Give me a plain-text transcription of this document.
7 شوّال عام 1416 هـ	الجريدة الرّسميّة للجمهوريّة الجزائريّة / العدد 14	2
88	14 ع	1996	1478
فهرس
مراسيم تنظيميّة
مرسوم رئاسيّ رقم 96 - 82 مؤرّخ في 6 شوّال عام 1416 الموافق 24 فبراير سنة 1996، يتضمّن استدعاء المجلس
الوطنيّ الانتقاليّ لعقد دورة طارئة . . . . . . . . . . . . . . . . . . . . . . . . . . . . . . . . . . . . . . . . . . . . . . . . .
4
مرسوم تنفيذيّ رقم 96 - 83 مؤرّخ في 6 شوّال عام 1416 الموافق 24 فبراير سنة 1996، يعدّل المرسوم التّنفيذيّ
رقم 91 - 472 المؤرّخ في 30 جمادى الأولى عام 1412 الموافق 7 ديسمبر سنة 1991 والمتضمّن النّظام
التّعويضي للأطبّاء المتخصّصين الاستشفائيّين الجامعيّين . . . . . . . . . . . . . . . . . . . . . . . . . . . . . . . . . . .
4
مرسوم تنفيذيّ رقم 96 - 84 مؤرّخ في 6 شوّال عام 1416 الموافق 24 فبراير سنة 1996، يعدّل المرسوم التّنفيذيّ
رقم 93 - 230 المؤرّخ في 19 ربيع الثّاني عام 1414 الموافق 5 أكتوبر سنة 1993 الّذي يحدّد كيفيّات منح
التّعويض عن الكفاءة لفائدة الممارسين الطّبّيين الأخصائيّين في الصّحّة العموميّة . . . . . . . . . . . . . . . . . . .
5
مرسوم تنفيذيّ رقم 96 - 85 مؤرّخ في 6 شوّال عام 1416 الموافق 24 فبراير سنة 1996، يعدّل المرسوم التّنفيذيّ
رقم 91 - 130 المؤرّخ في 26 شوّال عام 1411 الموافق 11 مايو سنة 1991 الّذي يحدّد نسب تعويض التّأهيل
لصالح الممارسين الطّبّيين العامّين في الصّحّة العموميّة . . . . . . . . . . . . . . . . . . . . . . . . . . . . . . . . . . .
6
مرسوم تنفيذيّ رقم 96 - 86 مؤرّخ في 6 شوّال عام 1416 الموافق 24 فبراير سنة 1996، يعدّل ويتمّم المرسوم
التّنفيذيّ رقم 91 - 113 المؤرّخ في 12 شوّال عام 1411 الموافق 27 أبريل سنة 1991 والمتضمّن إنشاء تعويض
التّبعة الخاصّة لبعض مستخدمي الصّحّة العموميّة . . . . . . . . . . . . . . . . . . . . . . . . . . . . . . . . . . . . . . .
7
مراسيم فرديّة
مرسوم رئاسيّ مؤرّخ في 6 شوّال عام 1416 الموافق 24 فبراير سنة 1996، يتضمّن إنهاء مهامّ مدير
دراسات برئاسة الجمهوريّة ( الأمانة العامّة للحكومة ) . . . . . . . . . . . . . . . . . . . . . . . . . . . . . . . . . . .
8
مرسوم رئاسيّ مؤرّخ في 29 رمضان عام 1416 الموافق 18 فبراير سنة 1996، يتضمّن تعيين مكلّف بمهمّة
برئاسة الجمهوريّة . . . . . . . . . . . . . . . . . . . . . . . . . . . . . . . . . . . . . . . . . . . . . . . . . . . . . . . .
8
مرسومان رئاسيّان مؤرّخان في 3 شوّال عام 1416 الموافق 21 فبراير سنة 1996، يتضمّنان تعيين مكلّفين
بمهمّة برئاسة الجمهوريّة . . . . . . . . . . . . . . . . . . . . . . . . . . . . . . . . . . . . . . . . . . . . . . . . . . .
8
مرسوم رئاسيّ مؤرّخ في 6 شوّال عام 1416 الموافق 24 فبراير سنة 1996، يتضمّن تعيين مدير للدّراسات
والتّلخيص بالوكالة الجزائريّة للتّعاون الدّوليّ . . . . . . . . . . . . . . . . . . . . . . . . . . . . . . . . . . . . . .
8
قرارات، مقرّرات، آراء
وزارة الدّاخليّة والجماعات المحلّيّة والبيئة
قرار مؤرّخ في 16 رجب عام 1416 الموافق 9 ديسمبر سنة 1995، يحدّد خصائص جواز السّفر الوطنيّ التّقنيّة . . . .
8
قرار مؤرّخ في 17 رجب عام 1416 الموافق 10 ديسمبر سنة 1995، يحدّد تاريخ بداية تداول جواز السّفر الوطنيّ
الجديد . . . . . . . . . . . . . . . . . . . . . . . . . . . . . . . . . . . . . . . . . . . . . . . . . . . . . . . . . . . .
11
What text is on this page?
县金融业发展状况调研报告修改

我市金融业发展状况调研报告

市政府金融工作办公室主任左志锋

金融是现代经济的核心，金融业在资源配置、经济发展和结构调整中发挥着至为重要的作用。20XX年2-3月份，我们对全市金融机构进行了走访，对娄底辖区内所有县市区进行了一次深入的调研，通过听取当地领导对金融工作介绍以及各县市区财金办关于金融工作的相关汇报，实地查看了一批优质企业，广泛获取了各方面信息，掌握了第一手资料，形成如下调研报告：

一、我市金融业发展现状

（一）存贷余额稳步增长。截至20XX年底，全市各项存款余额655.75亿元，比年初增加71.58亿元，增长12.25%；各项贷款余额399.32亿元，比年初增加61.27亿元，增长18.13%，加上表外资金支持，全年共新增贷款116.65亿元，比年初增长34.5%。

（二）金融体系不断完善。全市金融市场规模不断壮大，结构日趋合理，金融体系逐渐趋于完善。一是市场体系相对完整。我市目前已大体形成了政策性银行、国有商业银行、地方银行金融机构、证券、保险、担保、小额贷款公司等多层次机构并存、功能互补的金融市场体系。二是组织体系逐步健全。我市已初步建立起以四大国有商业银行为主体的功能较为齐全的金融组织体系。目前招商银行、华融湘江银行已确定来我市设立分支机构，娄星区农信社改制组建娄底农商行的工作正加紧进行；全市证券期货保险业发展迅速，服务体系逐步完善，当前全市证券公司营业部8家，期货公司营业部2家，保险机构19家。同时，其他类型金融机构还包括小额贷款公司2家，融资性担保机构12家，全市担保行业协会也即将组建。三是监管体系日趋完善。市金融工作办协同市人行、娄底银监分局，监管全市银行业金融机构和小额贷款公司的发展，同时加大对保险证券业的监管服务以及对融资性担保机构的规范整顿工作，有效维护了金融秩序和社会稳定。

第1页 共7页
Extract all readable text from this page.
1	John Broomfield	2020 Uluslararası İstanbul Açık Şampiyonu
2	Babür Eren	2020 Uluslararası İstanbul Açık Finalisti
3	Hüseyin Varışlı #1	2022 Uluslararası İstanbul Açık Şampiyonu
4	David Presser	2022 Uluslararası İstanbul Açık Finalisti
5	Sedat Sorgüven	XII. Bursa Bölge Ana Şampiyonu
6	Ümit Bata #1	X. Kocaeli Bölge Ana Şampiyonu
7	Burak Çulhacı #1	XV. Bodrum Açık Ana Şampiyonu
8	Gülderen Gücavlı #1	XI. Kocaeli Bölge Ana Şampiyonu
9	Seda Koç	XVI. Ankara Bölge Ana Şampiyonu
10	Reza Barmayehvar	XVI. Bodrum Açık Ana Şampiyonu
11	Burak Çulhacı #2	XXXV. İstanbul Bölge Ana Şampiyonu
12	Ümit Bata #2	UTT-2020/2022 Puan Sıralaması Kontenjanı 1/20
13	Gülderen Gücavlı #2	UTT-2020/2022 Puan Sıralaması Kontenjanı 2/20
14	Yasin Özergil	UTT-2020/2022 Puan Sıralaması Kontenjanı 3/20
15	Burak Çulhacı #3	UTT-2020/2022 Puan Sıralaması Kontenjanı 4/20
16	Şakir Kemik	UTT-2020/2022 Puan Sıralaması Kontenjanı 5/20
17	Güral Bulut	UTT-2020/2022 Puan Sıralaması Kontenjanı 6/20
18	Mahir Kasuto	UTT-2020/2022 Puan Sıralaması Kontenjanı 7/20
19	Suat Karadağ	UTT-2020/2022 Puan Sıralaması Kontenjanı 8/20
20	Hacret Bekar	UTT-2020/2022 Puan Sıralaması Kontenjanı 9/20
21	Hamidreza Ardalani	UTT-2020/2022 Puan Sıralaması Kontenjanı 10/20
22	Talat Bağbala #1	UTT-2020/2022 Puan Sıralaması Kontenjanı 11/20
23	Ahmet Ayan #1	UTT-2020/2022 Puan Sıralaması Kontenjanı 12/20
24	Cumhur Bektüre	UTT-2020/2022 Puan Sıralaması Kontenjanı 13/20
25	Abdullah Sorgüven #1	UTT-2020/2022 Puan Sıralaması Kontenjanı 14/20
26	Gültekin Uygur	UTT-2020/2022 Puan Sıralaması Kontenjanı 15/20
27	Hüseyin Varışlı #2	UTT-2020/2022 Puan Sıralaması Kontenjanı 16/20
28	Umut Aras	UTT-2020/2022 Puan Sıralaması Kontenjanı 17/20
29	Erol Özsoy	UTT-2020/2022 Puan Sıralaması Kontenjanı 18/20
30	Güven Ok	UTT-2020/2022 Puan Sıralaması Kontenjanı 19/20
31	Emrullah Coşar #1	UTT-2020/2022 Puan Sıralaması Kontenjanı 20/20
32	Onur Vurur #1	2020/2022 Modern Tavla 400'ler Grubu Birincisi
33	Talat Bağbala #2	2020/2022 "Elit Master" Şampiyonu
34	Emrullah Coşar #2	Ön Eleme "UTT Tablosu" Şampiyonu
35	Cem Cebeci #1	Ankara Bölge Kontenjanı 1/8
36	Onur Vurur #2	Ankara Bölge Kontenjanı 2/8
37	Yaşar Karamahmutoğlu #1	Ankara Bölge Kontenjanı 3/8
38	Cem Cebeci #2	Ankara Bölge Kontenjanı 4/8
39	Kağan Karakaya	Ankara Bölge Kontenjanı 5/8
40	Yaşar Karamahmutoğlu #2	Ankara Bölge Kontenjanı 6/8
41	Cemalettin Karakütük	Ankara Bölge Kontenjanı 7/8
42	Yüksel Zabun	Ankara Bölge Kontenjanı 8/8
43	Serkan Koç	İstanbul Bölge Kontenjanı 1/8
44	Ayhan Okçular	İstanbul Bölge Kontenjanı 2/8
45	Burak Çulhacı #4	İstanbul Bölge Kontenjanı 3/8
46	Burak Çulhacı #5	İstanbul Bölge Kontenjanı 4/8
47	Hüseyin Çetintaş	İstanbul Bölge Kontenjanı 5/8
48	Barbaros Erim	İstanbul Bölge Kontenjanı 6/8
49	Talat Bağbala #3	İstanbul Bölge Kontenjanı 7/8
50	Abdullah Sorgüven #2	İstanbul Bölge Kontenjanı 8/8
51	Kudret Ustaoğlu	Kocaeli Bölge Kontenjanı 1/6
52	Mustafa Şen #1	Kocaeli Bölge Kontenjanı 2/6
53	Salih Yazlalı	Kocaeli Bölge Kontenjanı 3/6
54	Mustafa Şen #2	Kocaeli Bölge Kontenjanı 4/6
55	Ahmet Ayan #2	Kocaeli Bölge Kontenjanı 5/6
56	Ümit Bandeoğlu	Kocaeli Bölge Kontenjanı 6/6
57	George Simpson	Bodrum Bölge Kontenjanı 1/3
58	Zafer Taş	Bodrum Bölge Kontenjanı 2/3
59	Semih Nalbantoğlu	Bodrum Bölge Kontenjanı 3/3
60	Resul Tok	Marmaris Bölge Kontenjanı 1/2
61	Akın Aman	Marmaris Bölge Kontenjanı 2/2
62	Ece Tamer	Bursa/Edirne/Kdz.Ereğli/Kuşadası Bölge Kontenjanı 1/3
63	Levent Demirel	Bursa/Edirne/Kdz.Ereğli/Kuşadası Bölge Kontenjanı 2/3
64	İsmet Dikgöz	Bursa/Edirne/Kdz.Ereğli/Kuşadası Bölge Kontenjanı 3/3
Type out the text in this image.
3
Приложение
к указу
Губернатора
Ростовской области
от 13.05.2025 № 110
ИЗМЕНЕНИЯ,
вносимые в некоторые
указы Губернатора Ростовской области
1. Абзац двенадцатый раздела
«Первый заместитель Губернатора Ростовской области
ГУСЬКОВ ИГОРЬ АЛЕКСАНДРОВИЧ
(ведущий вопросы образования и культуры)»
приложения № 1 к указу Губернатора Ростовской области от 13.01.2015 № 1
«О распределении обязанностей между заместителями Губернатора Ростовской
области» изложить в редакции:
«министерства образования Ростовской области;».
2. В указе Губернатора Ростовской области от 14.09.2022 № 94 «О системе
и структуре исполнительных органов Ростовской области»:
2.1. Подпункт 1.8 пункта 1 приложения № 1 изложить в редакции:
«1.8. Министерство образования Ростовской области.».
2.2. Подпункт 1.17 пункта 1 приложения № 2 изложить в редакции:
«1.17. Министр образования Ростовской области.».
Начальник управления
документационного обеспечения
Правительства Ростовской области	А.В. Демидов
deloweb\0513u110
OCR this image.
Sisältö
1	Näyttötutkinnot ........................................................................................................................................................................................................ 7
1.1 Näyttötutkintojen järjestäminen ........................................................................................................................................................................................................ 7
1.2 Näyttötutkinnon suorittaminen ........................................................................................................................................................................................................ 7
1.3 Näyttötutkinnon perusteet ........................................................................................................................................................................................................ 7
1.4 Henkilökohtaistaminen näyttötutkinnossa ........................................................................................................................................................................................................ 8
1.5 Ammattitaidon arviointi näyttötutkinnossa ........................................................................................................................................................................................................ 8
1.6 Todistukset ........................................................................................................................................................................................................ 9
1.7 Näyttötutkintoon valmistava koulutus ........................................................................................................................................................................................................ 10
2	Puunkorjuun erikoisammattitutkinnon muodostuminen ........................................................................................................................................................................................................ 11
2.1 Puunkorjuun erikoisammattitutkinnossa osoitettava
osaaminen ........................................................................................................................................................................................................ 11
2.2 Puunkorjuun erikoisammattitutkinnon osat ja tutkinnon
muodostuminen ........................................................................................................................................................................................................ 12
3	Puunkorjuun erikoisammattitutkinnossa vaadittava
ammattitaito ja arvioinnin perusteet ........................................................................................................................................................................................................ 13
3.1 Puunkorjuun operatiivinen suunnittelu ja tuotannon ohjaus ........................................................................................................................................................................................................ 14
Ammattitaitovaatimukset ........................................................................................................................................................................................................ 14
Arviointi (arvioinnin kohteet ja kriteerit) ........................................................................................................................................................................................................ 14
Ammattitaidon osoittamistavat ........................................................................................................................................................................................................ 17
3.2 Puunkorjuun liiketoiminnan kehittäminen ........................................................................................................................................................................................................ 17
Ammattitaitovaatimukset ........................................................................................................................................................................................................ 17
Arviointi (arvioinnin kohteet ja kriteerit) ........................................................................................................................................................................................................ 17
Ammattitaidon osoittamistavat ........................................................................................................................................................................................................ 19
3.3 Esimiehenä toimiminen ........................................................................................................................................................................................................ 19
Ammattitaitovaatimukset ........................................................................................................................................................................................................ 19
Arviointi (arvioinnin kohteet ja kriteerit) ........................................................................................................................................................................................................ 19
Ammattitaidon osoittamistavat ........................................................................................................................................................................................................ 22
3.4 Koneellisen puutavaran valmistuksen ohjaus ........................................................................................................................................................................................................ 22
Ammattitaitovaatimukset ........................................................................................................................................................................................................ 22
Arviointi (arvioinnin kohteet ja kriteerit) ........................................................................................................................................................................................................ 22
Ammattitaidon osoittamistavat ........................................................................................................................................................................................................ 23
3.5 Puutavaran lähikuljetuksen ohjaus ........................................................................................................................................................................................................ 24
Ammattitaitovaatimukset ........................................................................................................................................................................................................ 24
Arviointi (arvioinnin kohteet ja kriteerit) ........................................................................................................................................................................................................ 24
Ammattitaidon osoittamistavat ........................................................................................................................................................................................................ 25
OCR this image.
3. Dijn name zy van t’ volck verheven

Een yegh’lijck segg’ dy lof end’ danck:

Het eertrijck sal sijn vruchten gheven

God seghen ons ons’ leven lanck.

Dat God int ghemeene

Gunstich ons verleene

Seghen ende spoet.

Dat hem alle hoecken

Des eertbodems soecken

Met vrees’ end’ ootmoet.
================================
* [GIVEN PROBLEM]:
Look through the data above. Each line containing the word "Ankara" needs to be copied.

* [RESULT OF THE TASK]:
9	Seda Koç	XVI. Ankara Bölge Ana Şampiyonu
35	Cem Cebeci #1	Ankara Bölge Kontenjanı 1/8
36	Onur Vurur #2	Ankara Bölge Kontenjanı 2/8
37	Yaşar Karamahmutoğlu #1	Ankara Bölge Kontenjanı 3/8
38	Cem Cebeci #2	Ankara Bölge Kontenjanı 4/8
39	Kağan Karakaya	Ankara Bölge Kontenjanı 5/8
40	Yaşar Karamahmutoğlu #2	Ankara Bölge Kontenjanı 6/8
41	Cemalettin Karakütük	Ankara Bölge Kontenjanı 7/8
42	Yüksel Zabun	Ankara Bölge Kontenjanı 8/8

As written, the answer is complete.